(Given exercise A)
In the Exodus 21 commentary, which verse is cited for servants bored through the ear?
(Given exercise B)
Write a continuation of the Exodus 21 commentary that picks up after its final sentence.

(Selected excerpt)

══════

Servants bored through the ear, Exodus 21:6.
Ordinances for bond-women, Exodus 21:7-11.
Of murderers, Exodus 21:12.
Of them that curse their parents, Exodus 21:17.
Of strikers, Exodus 21:18,Exodus 21:19.
Of them that hurt a woman with child, Exodus 21:22-25.
Of a master of a family that strikes out an eye or tooth of his man or maid servant, Exodus 21:26,Exodus 21:27.
Of a pushing ox, Exodus 21:29.
Of them that hurt their neighbour’s ox by digging a pit, Exodus 21:33.
Of one ox killing another, Exodus 21:35,Exodus 21:36.
Or, the judicial laws, by which thou and the judges before mentioned shall govern thyself and the people in civil and criminal causes.
If thou buy an Hebrew servant; of which practice see Jeremiah 34:14. This was allowed in two cases:
1. When a man for his crimes was condemned by the judges to be sold; of which see Exodus 22:3; 2 Kings 4:1; Matthew 8:25.

══════

(Provided material)
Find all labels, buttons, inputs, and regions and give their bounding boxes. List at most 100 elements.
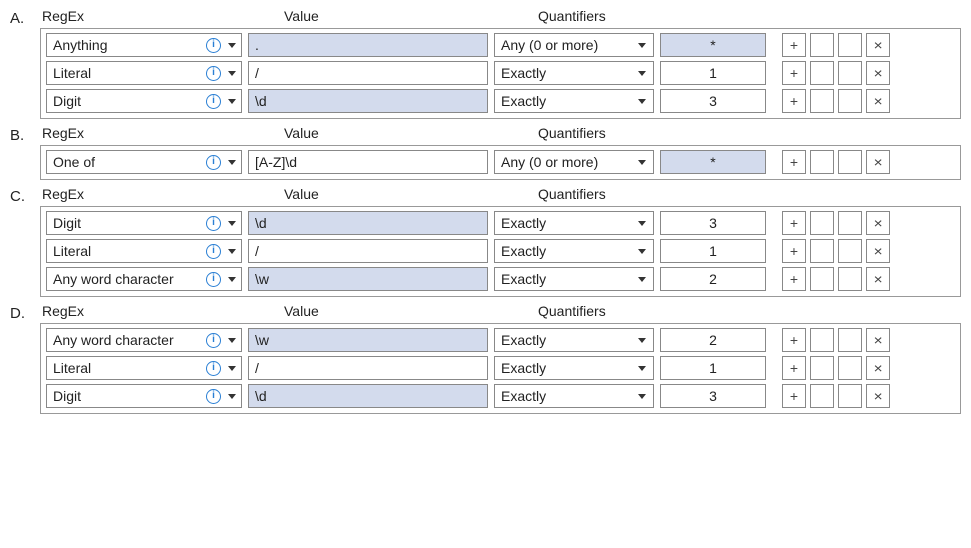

══════

(Expected output A)
Exodus 21:6.

(Expected output B)
2. When a man pressed by great poverty sold himself or his children; of which see Leviticus 25:39,Leviticus 25:40. The seventh year is to be numbered, either,
1. From the last sabbatical year, or year of release, which came every seventh year; and the sense of the place is, not that he shall always serve six full years, but that he shall never serve longer, and that his service shall last only till that year comes. Or rather,
2. From the beginning of his service; for,
1. It were a very improper speech to say, he shall serve six years, of one who possibly entered into his service but a month before the year of release.
2. In the law of the sabbatical year there is no mention of the release of servants, as there is of other things, Leviticus 25:0; Deuteronomy 15:0; and in the year of jubilee, when servants are to be released, it is expressed so, as Leviticus 25:54,Leviticus 25:55.
By himself, i.e. with his own person only, not with a wife, as the opposite branch showeth.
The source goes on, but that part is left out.